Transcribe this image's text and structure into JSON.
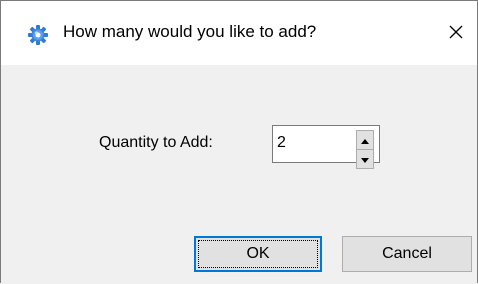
{
  "dialog": {
    "title": "How many would you like to add?",
    "app_icon": "gear-icon",
    "close_icon": "close-icon"
  },
  "form": {
    "quantity_label": "Quantity to Add:",
    "quantity_value": "2",
    "stepper_up_icon": "triangle-up-icon",
    "stepper_down_icon": "triangle-down-icon"
  },
  "buttons": {
    "ok_label": "OK",
    "cancel_label": "Cancel"
  },
  "colors": {
    "titlebar_bg": "#ffffff",
    "body_bg": "#f0f0f0",
    "button_bg": "#e1e1e1",
    "default_button_border": "#0078d7",
    "icon_blue": "#2f7ad6"
  }
}
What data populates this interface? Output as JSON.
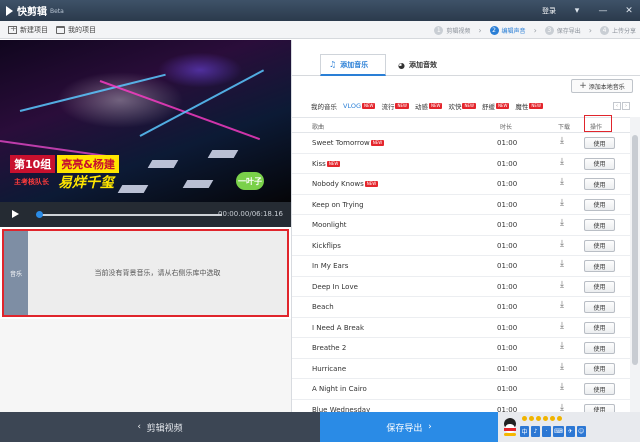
{
  "app": {
    "name": "快剪辑",
    "badge": "Beta",
    "login": "登录"
  },
  "toolbar": {
    "new_project": "新建项目",
    "my_projects": "我的项目"
  },
  "steps": [
    {
      "num": "1",
      "label": "剪辑视频",
      "active": false
    },
    {
      "num": "2",
      "label": "编辑声音",
      "active": true
    },
    {
      "num": "3",
      "label": "保存导出",
      "active": false
    },
    {
      "num": "4",
      "label": "上传分享",
      "active": false
    }
  ],
  "video": {
    "caption_group": "第10组",
    "caption_names": "亮亮&杨建",
    "caption_role": "主考核队长",
    "caption_slogan": "易烊千玺",
    "caption_brand": "一叶子"
  },
  "player": {
    "time": "00:00.00/06:18.16",
    "progress": 0.0
  },
  "music_panel": {
    "label": "音乐",
    "empty_message": "当前没有背景音乐，请从右侧乐库中选取"
  },
  "tabs": [
    {
      "label": "添加音乐",
      "icon": "music-note-icon",
      "active": true
    },
    {
      "label": "添加音效",
      "icon": "sound-effect-icon",
      "active": false
    }
  ],
  "add_local": "添加本地音乐",
  "categories": [
    {
      "label": "我的音乐",
      "new": false,
      "active": false
    },
    {
      "label": "VLOG",
      "new": true,
      "active": true
    },
    {
      "label": "流行",
      "new": true,
      "active": false
    },
    {
      "label": "动感",
      "new": true,
      "active": false
    },
    {
      "label": "欢快",
      "new": true,
      "active": false
    },
    {
      "label": "舒缓",
      "new": true,
      "active": false
    },
    {
      "label": "魔性",
      "new": true,
      "active": false
    }
  ],
  "new_badge": "NEW",
  "table": {
    "headers": {
      "song": "歌曲",
      "duration": "时长",
      "download": "下载",
      "action": "操作"
    },
    "use_label": "使用",
    "rows": [
      {
        "name": "Sweet Tomorrow",
        "new": true,
        "duration": "01:00"
      },
      {
        "name": "Kiss",
        "new": true,
        "duration": "01:00"
      },
      {
        "name": "Nobody Knows",
        "new": true,
        "duration": "01:00"
      },
      {
        "name": "Keep on Trying",
        "new": false,
        "duration": "01:00"
      },
      {
        "name": "Moonlight",
        "new": false,
        "duration": "01:00"
      },
      {
        "name": "Kickflips",
        "new": false,
        "duration": "01:00"
      },
      {
        "name": "In My Ears",
        "new": false,
        "duration": "01:00"
      },
      {
        "name": "Deep In Love",
        "new": false,
        "duration": "01:00"
      },
      {
        "name": "Beach",
        "new": false,
        "duration": "01:00"
      },
      {
        "name": "I Need A Break",
        "new": false,
        "duration": "01:00"
      },
      {
        "name": "Breathe 2",
        "new": false,
        "duration": "01:00"
      },
      {
        "name": "Hurricane",
        "new": false,
        "duration": "01:00"
      },
      {
        "name": "A Night in Cairo",
        "new": false,
        "duration": "01:00"
      },
      {
        "name": "Blue Wednesday",
        "new": false,
        "duration": "01:00"
      }
    ]
  },
  "footer": {
    "back": "剪辑视频",
    "next": "保存导出"
  },
  "ime": {
    "keys": [
      "中",
      "♪",
      "·",
      "⌨",
      "✈",
      "☺"
    ]
  }
}
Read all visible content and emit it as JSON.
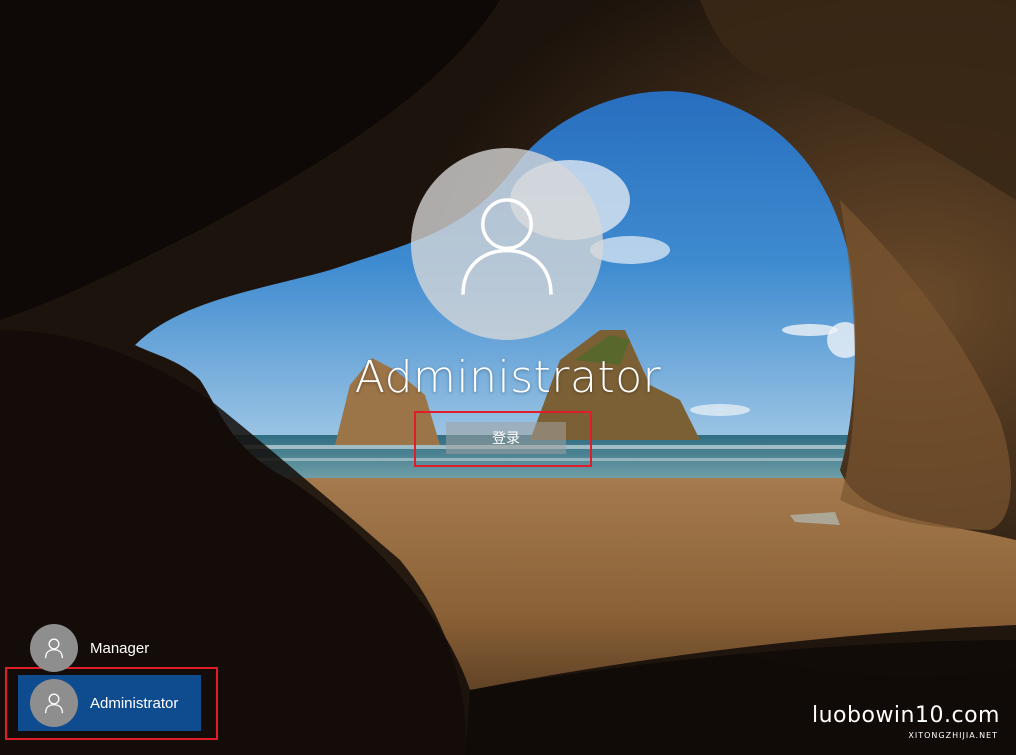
{
  "lockscreen": {
    "username": "Administrator",
    "sign_in_label": "登录"
  },
  "user_list": [
    {
      "name": "Manager",
      "selected": false
    },
    {
      "name": "Administrator",
      "selected": true
    }
  ],
  "watermark": {
    "site": "luobowin10.com",
    "subtitle": "XITONGZHIJIA.NET"
  },
  "colors": {
    "selected_user_bg": "#0f4b8f",
    "highlight_box": "#e01e2b",
    "avatar_bg": "#d7d7d7"
  }
}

□ □ □ □ □ □ □

Job -> Count every line above that holds the string "triangle" and give the total, nothing more.

Solution for this task -> 2